— BEGIN —

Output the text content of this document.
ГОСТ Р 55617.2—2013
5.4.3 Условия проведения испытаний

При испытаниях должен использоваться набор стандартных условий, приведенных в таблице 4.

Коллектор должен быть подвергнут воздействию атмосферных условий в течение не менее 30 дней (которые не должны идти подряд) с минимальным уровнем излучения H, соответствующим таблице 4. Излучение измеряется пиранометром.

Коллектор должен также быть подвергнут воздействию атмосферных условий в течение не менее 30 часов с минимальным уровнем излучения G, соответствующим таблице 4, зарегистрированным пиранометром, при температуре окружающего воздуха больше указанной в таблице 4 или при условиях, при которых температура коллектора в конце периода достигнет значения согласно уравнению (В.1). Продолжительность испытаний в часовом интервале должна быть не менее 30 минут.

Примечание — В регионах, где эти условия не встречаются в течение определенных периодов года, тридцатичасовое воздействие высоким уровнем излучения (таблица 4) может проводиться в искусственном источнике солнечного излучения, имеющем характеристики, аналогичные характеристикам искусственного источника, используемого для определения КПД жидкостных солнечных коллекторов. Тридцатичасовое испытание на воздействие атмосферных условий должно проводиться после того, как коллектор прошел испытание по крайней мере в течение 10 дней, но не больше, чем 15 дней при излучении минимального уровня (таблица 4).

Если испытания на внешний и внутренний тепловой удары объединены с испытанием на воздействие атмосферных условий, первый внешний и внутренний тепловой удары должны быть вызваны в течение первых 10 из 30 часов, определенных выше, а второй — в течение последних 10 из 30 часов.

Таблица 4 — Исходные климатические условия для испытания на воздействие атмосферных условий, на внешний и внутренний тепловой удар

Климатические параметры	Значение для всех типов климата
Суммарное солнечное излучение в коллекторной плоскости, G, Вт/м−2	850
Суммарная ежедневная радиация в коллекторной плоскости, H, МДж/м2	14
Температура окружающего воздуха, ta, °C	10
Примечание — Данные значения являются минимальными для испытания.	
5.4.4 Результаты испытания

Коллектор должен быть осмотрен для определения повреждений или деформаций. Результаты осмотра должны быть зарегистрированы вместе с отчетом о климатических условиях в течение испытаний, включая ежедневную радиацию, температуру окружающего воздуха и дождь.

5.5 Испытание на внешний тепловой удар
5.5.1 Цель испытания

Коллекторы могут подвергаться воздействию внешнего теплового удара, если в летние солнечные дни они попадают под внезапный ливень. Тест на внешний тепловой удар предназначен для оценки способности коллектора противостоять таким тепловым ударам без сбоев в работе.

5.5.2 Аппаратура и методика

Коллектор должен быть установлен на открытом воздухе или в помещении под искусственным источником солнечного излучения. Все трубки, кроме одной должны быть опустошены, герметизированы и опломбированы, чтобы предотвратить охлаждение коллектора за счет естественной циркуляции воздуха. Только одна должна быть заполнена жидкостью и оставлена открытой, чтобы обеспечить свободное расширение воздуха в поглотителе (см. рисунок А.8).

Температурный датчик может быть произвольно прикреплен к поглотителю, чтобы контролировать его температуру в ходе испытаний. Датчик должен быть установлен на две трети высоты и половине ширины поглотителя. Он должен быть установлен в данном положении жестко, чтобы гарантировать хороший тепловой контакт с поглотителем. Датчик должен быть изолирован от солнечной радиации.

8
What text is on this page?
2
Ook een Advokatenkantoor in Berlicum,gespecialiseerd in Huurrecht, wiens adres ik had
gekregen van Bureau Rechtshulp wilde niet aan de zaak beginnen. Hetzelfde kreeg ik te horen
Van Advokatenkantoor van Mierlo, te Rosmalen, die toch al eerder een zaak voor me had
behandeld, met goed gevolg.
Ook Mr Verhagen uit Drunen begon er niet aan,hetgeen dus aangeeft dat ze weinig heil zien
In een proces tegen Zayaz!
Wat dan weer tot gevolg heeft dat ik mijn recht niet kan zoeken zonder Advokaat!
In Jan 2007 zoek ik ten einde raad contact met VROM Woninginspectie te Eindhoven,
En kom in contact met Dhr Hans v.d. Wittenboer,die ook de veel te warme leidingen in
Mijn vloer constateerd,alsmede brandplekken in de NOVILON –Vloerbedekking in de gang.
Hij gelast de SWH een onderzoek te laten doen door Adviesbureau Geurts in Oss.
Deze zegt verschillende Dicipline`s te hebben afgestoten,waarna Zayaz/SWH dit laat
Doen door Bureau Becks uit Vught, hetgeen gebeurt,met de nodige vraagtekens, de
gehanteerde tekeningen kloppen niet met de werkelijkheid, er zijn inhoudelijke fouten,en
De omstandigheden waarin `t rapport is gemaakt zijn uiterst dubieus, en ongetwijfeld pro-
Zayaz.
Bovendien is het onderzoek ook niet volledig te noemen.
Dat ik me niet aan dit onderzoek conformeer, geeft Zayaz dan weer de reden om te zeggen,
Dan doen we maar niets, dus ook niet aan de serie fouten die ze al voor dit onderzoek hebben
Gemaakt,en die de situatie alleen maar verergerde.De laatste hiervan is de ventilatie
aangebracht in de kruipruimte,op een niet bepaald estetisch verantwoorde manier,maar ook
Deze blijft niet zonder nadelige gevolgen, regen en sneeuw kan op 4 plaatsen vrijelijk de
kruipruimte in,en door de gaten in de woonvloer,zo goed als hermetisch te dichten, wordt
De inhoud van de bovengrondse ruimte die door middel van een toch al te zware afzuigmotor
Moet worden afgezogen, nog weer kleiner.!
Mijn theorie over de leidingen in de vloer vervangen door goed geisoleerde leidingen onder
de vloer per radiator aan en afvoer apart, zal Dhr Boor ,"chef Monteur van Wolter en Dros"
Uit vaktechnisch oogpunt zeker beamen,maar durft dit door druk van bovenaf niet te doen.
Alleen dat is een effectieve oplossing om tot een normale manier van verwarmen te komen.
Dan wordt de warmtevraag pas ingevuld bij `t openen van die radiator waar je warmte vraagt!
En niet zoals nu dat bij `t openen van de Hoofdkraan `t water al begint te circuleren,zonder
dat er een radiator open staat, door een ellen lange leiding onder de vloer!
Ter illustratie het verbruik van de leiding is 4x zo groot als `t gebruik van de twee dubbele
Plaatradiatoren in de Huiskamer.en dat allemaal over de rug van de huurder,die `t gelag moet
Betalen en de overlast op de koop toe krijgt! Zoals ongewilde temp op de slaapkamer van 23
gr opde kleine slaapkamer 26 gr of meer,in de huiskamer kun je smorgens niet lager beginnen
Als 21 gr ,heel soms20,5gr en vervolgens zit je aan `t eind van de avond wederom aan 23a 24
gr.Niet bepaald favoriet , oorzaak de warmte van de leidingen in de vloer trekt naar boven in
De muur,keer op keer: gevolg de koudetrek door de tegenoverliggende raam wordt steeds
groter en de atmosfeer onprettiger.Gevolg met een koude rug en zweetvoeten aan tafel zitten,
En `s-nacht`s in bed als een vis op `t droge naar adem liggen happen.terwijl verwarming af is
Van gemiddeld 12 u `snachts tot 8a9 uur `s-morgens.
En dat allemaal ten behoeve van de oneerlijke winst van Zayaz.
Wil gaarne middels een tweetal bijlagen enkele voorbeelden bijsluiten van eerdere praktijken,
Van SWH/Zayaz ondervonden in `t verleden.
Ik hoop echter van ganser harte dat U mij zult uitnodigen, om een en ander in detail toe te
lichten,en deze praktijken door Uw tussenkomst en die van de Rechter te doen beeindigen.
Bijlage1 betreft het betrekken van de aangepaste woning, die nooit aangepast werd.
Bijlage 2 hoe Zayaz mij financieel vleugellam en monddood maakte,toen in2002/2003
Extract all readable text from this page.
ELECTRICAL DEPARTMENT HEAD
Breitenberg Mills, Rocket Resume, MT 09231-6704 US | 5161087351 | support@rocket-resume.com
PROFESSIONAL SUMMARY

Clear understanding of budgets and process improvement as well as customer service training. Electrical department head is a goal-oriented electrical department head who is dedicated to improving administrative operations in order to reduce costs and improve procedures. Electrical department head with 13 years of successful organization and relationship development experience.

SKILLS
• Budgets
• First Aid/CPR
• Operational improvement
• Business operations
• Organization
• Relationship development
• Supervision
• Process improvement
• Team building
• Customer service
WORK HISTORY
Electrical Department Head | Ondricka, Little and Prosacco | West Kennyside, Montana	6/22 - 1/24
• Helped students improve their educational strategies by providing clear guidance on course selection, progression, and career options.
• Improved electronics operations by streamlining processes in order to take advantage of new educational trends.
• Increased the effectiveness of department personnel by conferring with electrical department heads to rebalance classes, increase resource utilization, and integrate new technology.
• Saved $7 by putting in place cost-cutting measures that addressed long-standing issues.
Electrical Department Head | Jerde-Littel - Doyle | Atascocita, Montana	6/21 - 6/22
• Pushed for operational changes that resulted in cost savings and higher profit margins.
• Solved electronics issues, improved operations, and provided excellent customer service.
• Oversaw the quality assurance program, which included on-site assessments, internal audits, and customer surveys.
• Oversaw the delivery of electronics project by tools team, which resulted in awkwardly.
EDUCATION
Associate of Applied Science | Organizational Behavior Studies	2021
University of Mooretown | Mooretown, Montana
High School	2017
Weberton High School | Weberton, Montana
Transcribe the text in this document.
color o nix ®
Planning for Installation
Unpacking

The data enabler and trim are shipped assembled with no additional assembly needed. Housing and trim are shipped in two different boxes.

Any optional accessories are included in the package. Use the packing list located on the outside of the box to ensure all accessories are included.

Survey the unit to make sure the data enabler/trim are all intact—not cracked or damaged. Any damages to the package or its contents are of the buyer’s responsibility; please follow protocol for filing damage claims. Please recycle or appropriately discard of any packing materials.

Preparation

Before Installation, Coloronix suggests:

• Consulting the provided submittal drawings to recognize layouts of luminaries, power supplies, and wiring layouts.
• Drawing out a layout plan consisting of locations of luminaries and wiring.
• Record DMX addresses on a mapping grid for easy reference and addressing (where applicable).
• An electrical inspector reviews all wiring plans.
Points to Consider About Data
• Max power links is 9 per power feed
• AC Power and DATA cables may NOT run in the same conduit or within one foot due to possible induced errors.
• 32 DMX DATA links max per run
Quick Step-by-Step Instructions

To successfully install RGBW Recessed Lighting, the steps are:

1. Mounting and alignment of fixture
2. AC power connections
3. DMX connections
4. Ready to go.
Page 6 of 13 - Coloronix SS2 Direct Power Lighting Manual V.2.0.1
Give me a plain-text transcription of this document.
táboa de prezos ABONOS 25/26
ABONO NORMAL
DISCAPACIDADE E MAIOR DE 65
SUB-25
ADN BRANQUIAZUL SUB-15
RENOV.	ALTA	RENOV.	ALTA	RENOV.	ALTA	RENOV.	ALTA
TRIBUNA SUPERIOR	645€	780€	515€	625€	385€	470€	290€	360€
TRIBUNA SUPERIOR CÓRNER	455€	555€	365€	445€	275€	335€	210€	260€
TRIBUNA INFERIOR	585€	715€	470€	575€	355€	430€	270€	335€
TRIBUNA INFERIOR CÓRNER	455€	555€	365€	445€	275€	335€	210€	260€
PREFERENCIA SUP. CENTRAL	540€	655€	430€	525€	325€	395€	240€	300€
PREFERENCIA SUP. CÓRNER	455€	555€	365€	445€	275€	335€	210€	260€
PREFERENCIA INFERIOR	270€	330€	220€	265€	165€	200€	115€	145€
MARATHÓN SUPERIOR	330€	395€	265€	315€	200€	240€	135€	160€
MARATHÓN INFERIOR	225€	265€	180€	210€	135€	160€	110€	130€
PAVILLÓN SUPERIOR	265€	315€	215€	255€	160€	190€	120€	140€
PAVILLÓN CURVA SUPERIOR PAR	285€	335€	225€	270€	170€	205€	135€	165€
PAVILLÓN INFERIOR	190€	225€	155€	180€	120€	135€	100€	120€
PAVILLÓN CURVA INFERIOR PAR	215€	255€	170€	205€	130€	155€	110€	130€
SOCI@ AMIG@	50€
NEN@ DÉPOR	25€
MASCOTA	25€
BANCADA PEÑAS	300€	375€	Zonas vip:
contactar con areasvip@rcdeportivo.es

— END —

(Problem requirements):
Pull out the lines above in which the word "CÓRNER" appears.

(Exercise result):
TRIBUNA SUPERIOR CÓRNER	455€	555€	365€	445€	275€	335€	210€	260€
TRIBUNA INFERIOR CÓRNER	455€	555€	365€	445€	275€	335€	210€	260€
PREFERENCIA SUP. CÓRNER	455€	555€	365€	445€	275€	335€	210€	260€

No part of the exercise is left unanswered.